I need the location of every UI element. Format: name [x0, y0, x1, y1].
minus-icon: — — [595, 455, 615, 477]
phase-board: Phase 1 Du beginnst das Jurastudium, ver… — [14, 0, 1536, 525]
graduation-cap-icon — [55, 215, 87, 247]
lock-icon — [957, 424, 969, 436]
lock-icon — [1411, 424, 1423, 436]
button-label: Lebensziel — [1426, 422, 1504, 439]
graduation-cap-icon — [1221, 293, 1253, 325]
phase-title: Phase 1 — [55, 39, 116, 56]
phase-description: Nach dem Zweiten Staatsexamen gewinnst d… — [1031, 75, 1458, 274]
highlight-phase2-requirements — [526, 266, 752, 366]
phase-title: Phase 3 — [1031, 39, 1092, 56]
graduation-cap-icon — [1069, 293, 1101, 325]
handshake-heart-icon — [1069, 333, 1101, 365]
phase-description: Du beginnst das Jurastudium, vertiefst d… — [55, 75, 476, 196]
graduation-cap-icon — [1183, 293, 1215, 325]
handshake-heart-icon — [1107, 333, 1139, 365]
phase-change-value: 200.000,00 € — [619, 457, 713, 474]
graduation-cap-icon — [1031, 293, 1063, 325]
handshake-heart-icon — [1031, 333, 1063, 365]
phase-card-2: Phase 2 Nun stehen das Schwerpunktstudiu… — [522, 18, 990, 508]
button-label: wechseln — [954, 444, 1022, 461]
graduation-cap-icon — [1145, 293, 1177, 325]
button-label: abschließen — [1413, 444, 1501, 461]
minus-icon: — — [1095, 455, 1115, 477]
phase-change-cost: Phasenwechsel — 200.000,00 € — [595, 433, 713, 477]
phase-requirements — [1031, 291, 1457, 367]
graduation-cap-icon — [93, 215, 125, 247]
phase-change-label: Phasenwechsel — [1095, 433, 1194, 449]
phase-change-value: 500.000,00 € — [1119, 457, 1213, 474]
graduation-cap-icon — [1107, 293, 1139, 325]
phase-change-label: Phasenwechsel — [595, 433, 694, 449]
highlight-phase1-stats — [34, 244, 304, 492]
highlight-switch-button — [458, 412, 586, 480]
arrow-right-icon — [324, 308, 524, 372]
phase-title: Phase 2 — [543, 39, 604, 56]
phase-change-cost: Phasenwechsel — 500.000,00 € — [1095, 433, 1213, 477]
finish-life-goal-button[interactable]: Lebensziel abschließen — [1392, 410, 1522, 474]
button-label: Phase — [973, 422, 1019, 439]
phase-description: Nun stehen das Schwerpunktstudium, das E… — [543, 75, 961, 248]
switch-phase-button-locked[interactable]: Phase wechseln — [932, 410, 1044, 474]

━━━━━━━━

**Exercise aim:**
Pull out every line of the material above that contains the string "wechseln", and copy each one in full.

**Task result:**
button-label: wechseln — [954, 444, 1022, 461]
switch-phase-button-locked[interactable]: Phase wechseln — [932, 410, 1044, 474]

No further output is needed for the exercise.